Document section start

Whether you want to handle your own home renovation, or maybe just spruce up a room with a new coat of paint, you’ve probably heard that any project should be approached with a “safety first” mindset, but do you really know how to avoid the leading causes of serious injuries DIYers experience while they’re working on projects?
Here’s a breakdown of the most common ways people hurt themselves while conducting home maintenance or carrying out their own renovations—and how to prevent them.
Good safety practices, explained
In Occupational Safety and Health Administration workplace safety (training known as OSHA 10-30), it’s taught that “hazard elimination” is the best rule of thumb for avoid injury. That is to say, anything dangerous that doesn’t need to be there should be removed, and any potentially dangerous steps you don’t need to take should be avoided.
Although OSHA training is aimed at workplace safety, a lot can be gleaned from this approach, even by the average home improvement DIY enthusiast. The tiered approach progresses as follows:
- Hazard elimination
- Hazard mitigation
- Personal Protective Equipment
The basic line of reasoning is that first and foremost, hazards should be avoided. If they can’t be avoided, they should be mitigated with injury prevention methods. Finally, personal protective equipment should be used at all times, and to serve as a last line of defense. Taken together, these tips constitute the most solid advice anyone considering their own home improvement projects will get about carrying out that work safety. Taking the time to think through possible dangers and plan to eliminate, mitigate, and protect against them will save you from most trips to the emergency room.
Falls are the second leading cause of accidental death for people in the community, after poisoning and overdoses. While a significant number of these injuries are to adults over the age of 65, of the rest, slippery or obstructed floors are mostly to blame. Keeping your extension cords wrangled and wiping up spills as you go, to avoid creating slippery conditions, can help to prevent many trip and fall injuries in your home shop.
An addendum to the earlier item, falls from ladders account for 81% of fall injuries, so ladder safety is of crucial importance. To avoid being injured when using a ladder, the first step is to not get on one unless you absolutely need to. In some cases, using an extension pole or other device might work better than climbing a ladder to complete your task.

Document section end
Data provided start

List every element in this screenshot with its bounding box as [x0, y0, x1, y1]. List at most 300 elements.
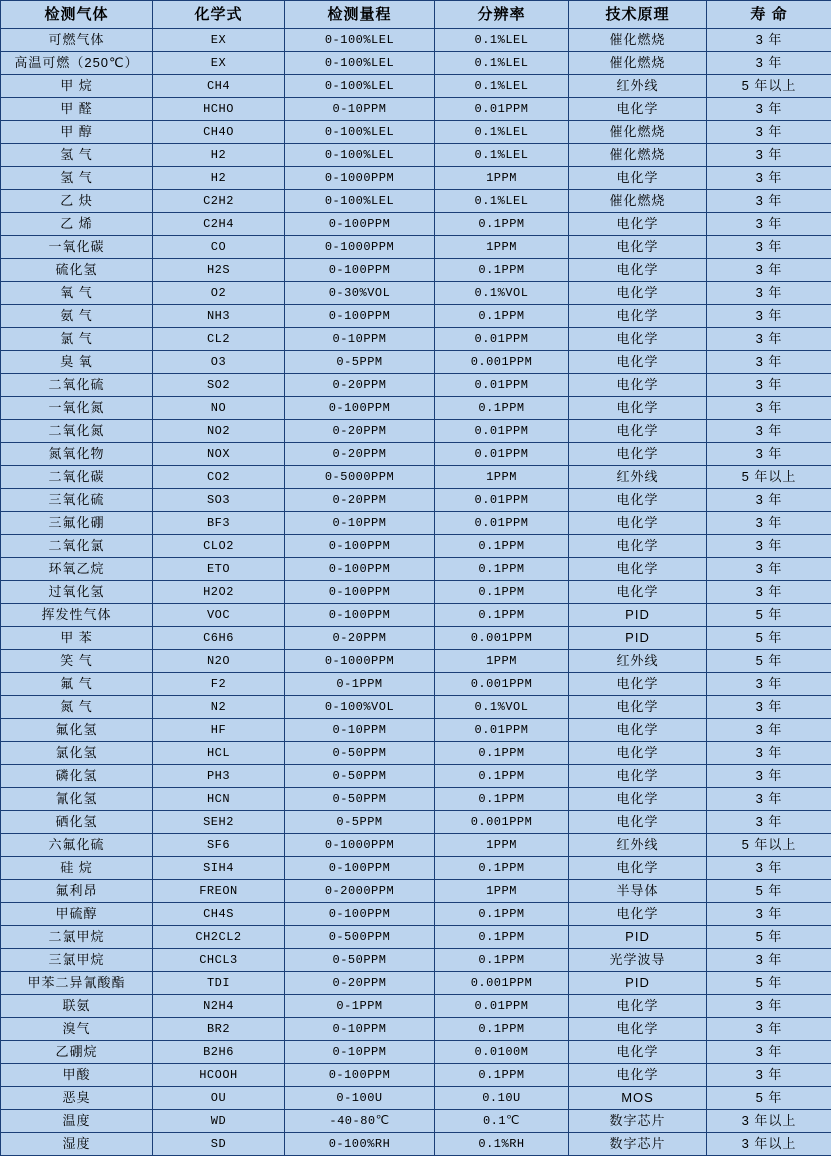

Data provided end

• _What you will do_:
- A) Can you switch "last line of defense" to "final safeguard" in the home project safety text and give the passage from "Although OSHA training" up to and including "the emergency room."?
- B) Can you turn the paragraph of the home project safety text that begins "Falls are the second leading cause" into a short bulleted list that keeps its main facts?
- C) Answer these questions from the home project safety text:
(i) What is the OSHA workplace safety training known as?
(ii) What is the second step in the tiered approach?
(iii) What share of fall injuries do falls from ladders account for?

• _Problem solutions_:
- A)
Although OSHA training is aimed at workplace safety, a lot can be gleaned from this approach, even by the average home improvement DIY enthusiast. The tiered approach progresses as follows:
- Hazard elimination
- Hazard mitigation
- Personal Protective Equipment
The basic line of reasoning is that first and foremost, hazards should be avoided. If they can’t be avoided, they should be mitigated with injury prevention methods. Finally, personal protective equipment should be used at all times, and to serve as a final safeguard. Taken together, these tips constitute the most solid advice anyone considering their own home improvement projects will get about carrying out that work safety. Taking the time to think through possible dangers and plan to eliminate, mitigate, and protect against them will save you from most trips to the emergency room.

- B)
- Falls are the second leading cause of accidental death for people in the community, after poisoning and overdoses.
- Many of these injuries are to adults over 65. Of the rest, slippery or obstructed floors are mostly to blame.
- Keeping extension cords wrangled and wiping up spills as you go can help prevent many trip and fall injuries in a home shop.

- C)
(i) OSHA 10-30
(ii) Hazard mitigation
(iii) 81%